+++ Material for this exercise
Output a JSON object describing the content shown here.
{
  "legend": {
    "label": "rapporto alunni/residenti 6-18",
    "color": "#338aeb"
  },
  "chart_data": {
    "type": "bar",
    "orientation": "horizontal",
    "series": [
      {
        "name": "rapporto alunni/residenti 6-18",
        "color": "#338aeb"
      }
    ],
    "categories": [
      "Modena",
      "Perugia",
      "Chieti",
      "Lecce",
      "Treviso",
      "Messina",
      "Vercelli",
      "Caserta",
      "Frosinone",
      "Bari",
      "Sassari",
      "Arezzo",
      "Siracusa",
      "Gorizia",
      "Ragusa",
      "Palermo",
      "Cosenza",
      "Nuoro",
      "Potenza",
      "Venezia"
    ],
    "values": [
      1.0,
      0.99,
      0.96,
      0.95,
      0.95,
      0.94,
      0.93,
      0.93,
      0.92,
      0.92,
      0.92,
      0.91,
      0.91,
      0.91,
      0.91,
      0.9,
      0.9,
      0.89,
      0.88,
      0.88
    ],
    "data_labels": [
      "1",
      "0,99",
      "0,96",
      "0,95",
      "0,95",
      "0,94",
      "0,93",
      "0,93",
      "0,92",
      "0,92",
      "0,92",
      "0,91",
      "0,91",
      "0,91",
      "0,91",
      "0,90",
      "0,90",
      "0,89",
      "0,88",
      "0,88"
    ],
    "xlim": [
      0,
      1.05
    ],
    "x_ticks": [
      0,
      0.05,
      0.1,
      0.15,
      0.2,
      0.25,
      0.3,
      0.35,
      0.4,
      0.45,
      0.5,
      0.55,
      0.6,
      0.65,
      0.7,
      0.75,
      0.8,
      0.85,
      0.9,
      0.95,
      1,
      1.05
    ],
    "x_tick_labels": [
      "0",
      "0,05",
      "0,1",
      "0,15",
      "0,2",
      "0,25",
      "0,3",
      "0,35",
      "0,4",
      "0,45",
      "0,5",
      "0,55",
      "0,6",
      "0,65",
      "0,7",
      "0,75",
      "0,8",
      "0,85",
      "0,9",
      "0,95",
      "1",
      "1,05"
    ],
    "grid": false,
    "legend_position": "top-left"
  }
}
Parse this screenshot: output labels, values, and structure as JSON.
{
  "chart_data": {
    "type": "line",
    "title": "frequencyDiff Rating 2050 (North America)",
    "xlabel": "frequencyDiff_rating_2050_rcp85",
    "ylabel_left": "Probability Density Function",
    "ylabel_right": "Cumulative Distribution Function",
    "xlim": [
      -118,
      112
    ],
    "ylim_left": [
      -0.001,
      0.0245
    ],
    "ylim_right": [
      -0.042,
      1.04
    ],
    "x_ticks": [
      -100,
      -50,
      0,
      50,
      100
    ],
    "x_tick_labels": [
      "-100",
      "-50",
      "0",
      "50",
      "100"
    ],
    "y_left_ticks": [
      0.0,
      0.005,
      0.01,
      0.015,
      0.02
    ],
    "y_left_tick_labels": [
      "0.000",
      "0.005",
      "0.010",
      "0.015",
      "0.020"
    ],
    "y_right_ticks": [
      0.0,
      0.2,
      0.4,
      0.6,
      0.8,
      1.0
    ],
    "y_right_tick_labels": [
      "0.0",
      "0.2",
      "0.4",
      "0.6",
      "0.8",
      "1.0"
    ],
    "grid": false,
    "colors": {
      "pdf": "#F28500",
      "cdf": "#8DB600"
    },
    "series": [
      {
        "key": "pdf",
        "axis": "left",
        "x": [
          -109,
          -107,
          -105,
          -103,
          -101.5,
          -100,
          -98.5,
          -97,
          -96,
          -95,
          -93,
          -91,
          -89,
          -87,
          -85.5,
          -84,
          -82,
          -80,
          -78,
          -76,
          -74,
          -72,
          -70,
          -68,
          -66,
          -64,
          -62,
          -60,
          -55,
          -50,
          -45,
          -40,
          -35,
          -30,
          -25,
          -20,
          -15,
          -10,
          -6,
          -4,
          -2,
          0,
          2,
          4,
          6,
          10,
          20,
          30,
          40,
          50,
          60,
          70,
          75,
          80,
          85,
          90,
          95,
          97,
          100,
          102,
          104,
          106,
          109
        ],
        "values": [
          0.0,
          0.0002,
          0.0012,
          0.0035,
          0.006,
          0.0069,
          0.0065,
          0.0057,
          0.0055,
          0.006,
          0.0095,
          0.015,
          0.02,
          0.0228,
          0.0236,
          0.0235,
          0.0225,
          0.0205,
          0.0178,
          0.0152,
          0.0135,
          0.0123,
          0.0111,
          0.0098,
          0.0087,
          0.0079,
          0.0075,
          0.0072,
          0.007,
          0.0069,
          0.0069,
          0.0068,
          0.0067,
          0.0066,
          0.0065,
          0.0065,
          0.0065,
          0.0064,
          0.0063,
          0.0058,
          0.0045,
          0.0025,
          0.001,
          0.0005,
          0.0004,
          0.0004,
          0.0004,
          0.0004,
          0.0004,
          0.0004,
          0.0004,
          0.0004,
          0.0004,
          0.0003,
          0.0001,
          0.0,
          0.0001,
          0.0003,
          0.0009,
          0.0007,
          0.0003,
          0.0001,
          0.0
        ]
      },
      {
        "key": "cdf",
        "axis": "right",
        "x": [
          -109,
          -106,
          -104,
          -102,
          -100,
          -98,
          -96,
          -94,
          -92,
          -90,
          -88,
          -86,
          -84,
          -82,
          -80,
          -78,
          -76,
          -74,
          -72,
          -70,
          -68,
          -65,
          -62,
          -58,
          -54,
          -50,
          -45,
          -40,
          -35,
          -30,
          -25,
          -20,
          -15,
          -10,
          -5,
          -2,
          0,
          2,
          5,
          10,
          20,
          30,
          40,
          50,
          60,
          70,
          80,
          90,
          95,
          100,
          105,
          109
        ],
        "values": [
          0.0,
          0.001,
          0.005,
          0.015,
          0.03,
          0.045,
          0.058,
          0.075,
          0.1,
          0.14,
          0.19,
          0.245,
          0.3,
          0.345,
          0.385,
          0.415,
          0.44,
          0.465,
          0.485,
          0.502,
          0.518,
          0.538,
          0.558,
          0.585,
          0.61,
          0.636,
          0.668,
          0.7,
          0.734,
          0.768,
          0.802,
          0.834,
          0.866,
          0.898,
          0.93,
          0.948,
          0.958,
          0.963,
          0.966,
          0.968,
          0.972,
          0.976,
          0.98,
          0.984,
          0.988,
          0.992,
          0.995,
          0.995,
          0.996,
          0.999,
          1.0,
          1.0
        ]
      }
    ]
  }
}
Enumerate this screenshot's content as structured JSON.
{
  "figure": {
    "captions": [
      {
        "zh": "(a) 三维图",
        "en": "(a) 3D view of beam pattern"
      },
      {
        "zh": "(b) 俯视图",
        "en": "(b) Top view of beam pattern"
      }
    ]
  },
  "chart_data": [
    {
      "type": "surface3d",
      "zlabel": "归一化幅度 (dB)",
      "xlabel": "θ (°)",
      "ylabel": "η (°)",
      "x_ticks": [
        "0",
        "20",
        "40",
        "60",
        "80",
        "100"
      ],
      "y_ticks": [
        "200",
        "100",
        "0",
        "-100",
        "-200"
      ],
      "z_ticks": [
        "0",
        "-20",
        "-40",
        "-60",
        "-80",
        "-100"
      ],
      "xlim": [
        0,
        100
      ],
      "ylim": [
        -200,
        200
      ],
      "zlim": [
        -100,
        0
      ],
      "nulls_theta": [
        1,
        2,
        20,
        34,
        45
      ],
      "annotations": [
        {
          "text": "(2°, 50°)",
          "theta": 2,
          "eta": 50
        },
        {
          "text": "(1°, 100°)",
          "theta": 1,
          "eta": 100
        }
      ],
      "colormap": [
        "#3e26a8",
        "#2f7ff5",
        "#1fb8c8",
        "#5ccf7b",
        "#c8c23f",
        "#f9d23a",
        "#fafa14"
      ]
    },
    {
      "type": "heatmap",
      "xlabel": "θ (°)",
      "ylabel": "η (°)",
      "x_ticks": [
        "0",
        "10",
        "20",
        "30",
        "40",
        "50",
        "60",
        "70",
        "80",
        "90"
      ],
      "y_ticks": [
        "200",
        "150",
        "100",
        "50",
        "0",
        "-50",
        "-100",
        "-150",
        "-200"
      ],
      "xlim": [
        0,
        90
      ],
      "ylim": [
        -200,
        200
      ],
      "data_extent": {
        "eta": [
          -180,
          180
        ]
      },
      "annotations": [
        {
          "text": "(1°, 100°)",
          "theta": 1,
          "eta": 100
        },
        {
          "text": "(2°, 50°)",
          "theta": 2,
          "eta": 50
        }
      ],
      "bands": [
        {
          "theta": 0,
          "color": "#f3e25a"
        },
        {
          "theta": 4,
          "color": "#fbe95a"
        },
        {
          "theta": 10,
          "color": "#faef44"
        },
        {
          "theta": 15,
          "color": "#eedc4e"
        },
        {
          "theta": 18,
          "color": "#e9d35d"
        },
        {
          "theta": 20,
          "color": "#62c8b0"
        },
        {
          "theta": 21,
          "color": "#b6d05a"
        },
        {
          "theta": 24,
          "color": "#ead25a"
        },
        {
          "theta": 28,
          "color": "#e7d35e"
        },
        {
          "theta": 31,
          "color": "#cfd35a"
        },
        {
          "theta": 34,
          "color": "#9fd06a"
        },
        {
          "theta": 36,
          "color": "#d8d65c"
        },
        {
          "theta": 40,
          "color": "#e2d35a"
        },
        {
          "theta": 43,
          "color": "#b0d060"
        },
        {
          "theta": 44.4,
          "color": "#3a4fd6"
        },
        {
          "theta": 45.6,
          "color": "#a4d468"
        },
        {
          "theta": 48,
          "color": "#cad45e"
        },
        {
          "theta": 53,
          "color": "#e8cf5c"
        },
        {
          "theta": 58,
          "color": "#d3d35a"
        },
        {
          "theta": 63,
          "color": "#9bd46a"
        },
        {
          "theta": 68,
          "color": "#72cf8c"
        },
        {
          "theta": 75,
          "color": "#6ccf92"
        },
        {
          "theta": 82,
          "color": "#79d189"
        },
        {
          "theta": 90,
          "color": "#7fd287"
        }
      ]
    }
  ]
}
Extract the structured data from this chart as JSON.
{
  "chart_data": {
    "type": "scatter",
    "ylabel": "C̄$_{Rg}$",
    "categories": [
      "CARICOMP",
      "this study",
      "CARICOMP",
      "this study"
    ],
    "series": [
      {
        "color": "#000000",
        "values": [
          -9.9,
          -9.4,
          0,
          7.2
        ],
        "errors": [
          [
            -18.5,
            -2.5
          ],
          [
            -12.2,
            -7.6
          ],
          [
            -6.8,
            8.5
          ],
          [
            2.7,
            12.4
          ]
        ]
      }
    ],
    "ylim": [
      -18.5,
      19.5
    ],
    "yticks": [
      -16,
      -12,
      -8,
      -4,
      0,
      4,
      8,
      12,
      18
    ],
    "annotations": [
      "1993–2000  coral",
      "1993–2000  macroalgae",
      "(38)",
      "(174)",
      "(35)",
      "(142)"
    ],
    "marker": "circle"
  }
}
++++++
Written request » Tally up the lines in the records containing the word "view", then give the count and nothing else.

Correct output » 2